— Input —
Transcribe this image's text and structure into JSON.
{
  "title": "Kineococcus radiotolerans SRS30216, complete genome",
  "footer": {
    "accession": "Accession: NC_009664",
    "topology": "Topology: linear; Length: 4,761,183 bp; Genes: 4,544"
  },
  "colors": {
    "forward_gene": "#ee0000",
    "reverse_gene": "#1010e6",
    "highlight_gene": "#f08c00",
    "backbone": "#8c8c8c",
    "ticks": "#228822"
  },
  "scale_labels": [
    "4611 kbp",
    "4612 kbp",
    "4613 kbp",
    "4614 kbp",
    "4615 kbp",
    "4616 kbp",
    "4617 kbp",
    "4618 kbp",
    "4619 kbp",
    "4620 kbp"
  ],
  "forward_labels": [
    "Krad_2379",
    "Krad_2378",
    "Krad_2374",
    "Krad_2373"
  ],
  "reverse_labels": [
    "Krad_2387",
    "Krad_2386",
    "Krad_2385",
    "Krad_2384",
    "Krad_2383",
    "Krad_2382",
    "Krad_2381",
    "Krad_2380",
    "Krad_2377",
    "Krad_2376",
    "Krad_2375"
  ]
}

--

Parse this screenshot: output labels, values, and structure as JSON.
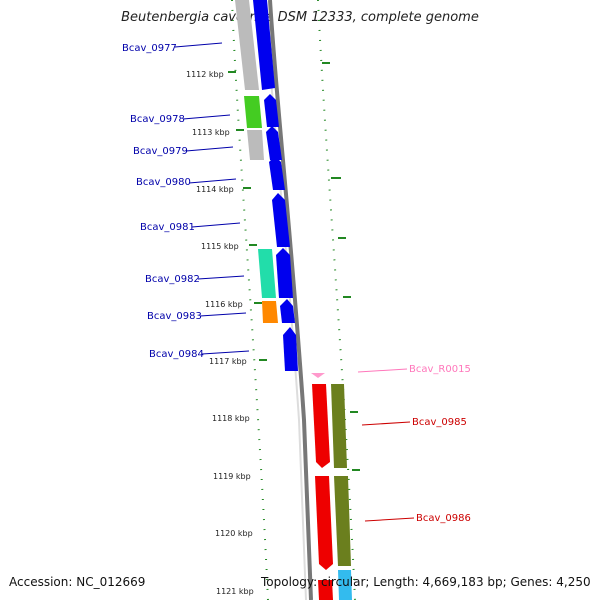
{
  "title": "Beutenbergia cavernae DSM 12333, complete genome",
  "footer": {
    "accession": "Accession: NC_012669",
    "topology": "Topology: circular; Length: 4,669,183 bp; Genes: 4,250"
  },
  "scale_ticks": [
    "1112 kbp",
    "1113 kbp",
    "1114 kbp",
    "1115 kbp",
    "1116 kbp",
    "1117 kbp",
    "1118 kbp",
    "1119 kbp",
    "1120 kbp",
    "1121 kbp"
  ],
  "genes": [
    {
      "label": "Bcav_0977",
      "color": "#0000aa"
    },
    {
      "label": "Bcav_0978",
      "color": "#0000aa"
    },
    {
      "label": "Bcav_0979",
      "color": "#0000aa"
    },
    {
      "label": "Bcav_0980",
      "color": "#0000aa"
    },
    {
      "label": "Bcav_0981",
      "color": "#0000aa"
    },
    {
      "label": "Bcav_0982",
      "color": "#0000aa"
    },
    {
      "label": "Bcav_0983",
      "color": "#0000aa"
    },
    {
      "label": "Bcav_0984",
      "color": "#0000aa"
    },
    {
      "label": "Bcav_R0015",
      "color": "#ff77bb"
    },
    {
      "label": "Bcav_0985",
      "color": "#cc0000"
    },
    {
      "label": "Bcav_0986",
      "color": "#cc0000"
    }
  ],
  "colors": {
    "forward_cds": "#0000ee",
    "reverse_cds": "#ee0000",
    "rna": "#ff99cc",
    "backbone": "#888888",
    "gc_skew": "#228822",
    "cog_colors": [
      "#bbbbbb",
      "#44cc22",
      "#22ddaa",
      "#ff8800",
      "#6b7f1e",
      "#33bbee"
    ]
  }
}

— About this task —
Copy out each line carrying the string "JSON" from the data.

— Response —
Transcribe this image's text and structure into JSON.
Parse this screenshot: output labels, values, and structure as JSON.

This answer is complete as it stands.